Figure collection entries
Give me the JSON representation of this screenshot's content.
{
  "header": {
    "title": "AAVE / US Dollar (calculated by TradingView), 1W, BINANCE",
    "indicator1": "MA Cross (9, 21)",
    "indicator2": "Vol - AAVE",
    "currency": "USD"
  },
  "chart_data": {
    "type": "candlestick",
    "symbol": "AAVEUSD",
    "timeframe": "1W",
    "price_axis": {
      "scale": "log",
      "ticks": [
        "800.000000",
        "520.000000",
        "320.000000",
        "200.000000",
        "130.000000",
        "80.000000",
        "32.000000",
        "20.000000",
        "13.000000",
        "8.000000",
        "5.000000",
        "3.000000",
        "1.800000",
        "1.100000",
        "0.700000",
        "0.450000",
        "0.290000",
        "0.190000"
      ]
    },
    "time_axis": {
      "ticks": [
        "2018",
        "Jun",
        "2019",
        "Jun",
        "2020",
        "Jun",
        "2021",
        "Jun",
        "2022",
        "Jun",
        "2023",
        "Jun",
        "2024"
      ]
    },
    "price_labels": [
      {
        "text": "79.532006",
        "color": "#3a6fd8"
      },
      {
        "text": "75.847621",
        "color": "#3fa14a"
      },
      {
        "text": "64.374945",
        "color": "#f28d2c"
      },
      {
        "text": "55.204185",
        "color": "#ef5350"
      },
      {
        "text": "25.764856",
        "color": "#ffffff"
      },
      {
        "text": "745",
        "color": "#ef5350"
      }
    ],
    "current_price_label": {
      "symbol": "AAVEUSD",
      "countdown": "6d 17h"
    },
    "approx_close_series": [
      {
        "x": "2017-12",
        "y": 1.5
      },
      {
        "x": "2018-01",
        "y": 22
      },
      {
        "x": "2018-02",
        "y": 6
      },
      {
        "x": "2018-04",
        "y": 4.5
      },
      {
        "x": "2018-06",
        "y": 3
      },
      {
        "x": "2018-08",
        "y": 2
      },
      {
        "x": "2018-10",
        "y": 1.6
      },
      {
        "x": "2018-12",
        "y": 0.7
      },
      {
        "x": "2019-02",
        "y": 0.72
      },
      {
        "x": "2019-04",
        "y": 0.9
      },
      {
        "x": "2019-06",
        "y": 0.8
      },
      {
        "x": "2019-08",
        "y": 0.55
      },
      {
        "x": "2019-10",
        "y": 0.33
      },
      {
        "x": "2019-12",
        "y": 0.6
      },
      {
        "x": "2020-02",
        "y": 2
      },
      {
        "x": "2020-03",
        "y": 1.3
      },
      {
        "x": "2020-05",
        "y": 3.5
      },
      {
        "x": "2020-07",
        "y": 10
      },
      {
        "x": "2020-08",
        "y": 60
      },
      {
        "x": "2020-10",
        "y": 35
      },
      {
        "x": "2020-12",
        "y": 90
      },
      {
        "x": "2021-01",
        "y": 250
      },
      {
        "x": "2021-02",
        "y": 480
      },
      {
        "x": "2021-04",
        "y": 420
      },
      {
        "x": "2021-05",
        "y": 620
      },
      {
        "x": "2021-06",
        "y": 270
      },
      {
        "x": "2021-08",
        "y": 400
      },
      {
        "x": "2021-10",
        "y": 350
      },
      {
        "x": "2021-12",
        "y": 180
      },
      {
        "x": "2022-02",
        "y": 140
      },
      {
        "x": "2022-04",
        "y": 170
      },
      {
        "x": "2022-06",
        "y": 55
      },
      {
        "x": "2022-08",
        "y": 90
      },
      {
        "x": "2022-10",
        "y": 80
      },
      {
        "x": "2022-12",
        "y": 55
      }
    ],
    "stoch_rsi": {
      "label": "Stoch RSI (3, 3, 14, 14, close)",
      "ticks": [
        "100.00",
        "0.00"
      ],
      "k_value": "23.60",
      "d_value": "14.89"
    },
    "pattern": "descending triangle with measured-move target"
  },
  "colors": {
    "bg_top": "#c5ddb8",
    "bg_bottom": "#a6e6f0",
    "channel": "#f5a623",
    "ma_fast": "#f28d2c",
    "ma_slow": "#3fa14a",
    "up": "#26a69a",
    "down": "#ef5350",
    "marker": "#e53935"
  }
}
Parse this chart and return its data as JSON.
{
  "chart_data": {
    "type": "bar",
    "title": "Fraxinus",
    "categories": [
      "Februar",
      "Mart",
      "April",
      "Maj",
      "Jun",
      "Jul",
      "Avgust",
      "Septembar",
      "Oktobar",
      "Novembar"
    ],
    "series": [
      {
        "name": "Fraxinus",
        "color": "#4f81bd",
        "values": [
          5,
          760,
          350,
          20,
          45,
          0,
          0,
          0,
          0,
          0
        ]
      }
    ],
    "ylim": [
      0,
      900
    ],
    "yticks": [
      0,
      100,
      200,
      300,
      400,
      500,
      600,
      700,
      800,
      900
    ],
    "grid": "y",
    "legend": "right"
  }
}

* **TASK BRIEF**
Write out every entry above, word for word.

* **REPLY**
Give me the JSON representation of this screenshot's content.
{
  "header": {
    "title": "AAVE / US Dollar (calculated by TradingView), 1W, BINANCE",
    "indicator1": "MA Cross (9, 21)",
    "indicator2": "Vol - AAVE",
    "currency": "USD"
  },
  "chart_data": {
    "type": "candlestick",
    "symbol": "AAVEUSD",
    "timeframe": "1W",
    "price_axis": {
      "scale": "log",
      "ticks": [
        "800.000000",
        "520.000000",
        "320.000000",
        "200.000000",
        "130.000000",
        "80.000000",
        "32.000000",
        "20.000000",
        "13.000000",
        "8.000000",
        "5.000000",
        "3.000000",
        "1.800000",
        "1.100000",
        "0.700000",
        "0.450000",
        "0.290000",
        "0.190000"
      ]
    },
    "time_axis": {
      "ticks": [
        "2018",
        "Jun",
        "2019",
        "Jun",
        "2020",
        "Jun",
        "2021",
        "Jun",
        "2022",
        "Jun",
        "2023",
        "Jun",
        "2024"
      ]
    },
    "price_labels": [
      {
        "text": "79.532006",
        "color": "#3a6fd8"
      },
      {
        "text": "75.847621",
        "color": "#3fa14a"
      },
      {
        "text": "64.374945",
        "color": "#f28d2c"
      },
      {
        "text": "55.204185",
        "color": "#ef5350"
      },
      {
        "text": "25.764856",
        "color": "#ffffff"
      },
      {
        "text": "745",
        "color": "#ef5350"
      }
    ],
    "current_price_label": {
      "symbol": "AAVEUSD",
      "countdown": "6d 17h"
    },
    "approx_close_series": [
      {
        "x": "2017-12",
        "y": 1.5
      },
      {
        "x": "2018-01",
        "y": 22
      },
      {
        "x": "2018-02",
        "y": 6
      },
      {
        "x": "2018-04",
        "y": 4.5
      },
      {
        "x": "2018-06",
        "y": 3
      },
      {
        "x": "2018-08",
        "y": 2
      },
      {
        "x": "2018-10",
        "y": 1.6
      },
      {
        "x": "2018-12",
        "y": 0.7
      },
      {
        "x": "2019-02",
        "y": 0.72
      },
      {
        "x": "2019-04",
        "y": 0.9
      },
      {
        "x": "2019-06",
        "y": 0.8
      },
      {
        "x": "2019-08",
        "y": 0.55
      },
      {
        "x": "2019-10",
        "y": 0.33
      },
      {
        "x": "2019-12",
        "y": 0.6
      },
      {
        "x": "2020-02",
        "y": 2
      },
      {
        "x": "2020-03",
        "y": 1.3
      },
      {
        "x": "2020-05",
        "y": 3.5
      },
      {
        "x": "2020-07",
        "y": 10
      },
      {
        "x": "2020-08",
        "y": 60
      },
      {
        "x": "2020-10",
        "y": 35
      },
      {
        "x": "2020-12",
        "y": 90
      },
      {
        "x": "2021-01",
        "y": 250
      },
      {
        "x": "2021-02",
        "y": 480
      },
      {
        "x": "2021-04",
        "y": 420
      },
      {
        "x": "2021-05",
        "y": 620
      },
      {
        "x": "2021-06",
        "y": 270
      },
      {
        "x": "2021-08",
        "y": 400
      },
      {
        "x": "2021-10",
        "y": 350
      },
      {
        "x": "2021-12",
        "y": 180
      },
      {
        "x": "2022-02",
        "y": 140
      },
      {
        "x": "2022-04",
        "y": 170
      },
      {
        "x": "2022-06",
        "y": 55
      },
      {
        "x": "2022-08",
        "y": 90
      },
      {
        "x": "2022-10",
        "y": 80
      },
      {
        "x": "2022-12",
        "y": 55
      }
    ],
    "stoch_rsi": {
      "label": "Stoch RSI (3, 3, 14, 14, close)",
      "ticks": [
        "100.00",
        "0.00"
      ],
      "k_value": "23.60",
      "d_value": "14.89"
    },
    "pattern": "descending triangle with measured-move target"
  },
  "colors": {
    "bg_top": "#c5ddb8",
    "bg_bottom": "#a6e6f0",
    "channel": "#f5a623",
    "ma_fast": "#f28d2c",
    "ma_slow": "#3fa14a",
    "up": "#26a69a",
    "down": "#ef5350",
    "marker": "#e53935"
  }
}
Parse this chart and return its data as JSON.
{
  "chart_data": {
    "type": "bar",
    "title": "Fraxinus",
    "categories": [
      "Februar",
      "Mart",
      "April",
      "Maj",
      "Jun",
      "Jul",
      "Avgust",
      "Septembar",
      "Oktobar",
      "Novembar"
    ],
    "series": [
      {
        "name": "Fraxinus",
        "color": "#4f81bd",
        "values": [
          5,
          760,
          350,
          20,
          45,
          0,
          0,
          0,
          0,
          0
        ]
      }
    ],
    "ylim": [
      0,
      900
    ],
    "yticks": [
      0,
      100,
      200,
      300,
      400,
      500,
      600,
      700,
      800,
      900
    ],
    "grid": "y",
    "legend": "right"
  }
}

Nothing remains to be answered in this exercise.